Goal:
Make an exact copy of the records, with the pictures left out.

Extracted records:
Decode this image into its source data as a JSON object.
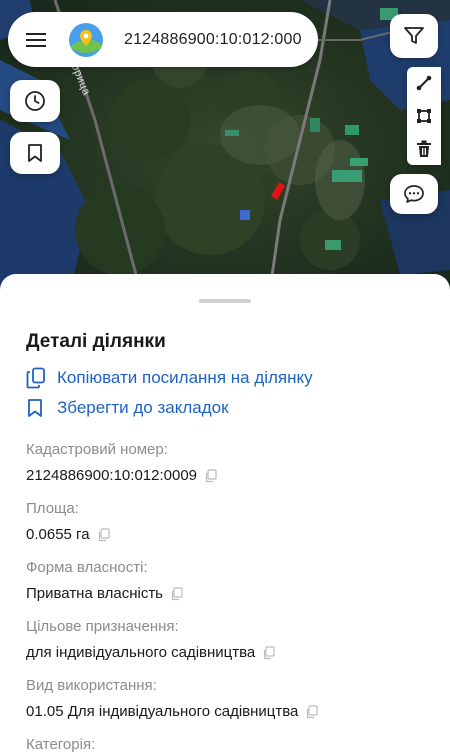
{
  "search": {
    "value": "2124886900:10:012:000"
  },
  "map": {
    "road_label": "орица"
  },
  "icons": {
    "menu": "menu-icon",
    "logo": "app-logo-icon",
    "filter": "filter-icon",
    "history": "clock-icon",
    "bookmark": "bookmark-icon",
    "line_tool": "line-tool-icon",
    "polygon_tool": "polygon-tool-icon",
    "delete": "trash-icon",
    "chat": "chat-icon",
    "copy": "copy-icon"
  },
  "colors": {
    "link": "#1f62c4",
    "label": "#8c8c8c",
    "parcel": "#e01414"
  },
  "sheet": {
    "title": "Деталі ділянки",
    "actions": {
      "copy_link": "Копіювати посилання на ділянку",
      "save_bookmark": "Зберегти до закладок"
    },
    "fields": [
      {
        "label": "Кадастровий номер:",
        "value": "2124886900:10:012:0009"
      },
      {
        "label": "Площа:",
        "value": "0.0655 га"
      },
      {
        "label": "Форма власності:",
        "value": "Приватна власність"
      },
      {
        "label": "Цільове призначення:",
        "value": "для індивідуального садівництва"
      },
      {
        "label": "Вид використання:",
        "value": "01.05 Для індивідуального садівництва"
      },
      {
        "label": "Категорія:",
        "value": ""
      }
    ]
  }
}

Task answer:
Decode this image into its source data as a JSON object.
{
  "search": {
    "value": "2124886900:10:012:000"
  },
  "map": {
    "road_label": "орица"
  },
  "icons": {
    "menu": "menu-icon",
    "logo": "app-logo-icon",
    "filter": "filter-icon",
    "history": "clock-icon",
    "bookmark": "bookmark-icon",
    "line_tool": "line-tool-icon",
    "polygon_tool": "polygon-tool-icon",
    "delete": "trash-icon",
    "chat": "chat-icon",
    "copy": "copy-icon"
  },
  "colors": {
    "link": "#1f62c4",
    "label": "#8c8c8c",
    "parcel": "#e01414"
  },
  "sheet": {
    "title": "Деталі ділянки",
    "actions": {
      "copy_link": "Копіювати посилання на ділянку",
      "save_bookmark": "Зберегти до закладок"
    },
    "fields": [
      {
        "label": "Кадастровий номер:",
        "value": "2124886900:10:012:0009"
      },
      {
        "label": "Площа:",
        "value": "0.0655 га"
      },
      {
        "label": "Форма власності:",
        "value": "Приватна власність"
      },
      {
        "label": "Цільове призначення:",
        "value": "для індивідуального садівництва"
      },
      {
        "label": "Вид використання:",
        "value": "01.05 Для індивідуального садівництва"
      },
      {
        "label": "Категорія:",
        "value": ""
      }
    ]
  }
}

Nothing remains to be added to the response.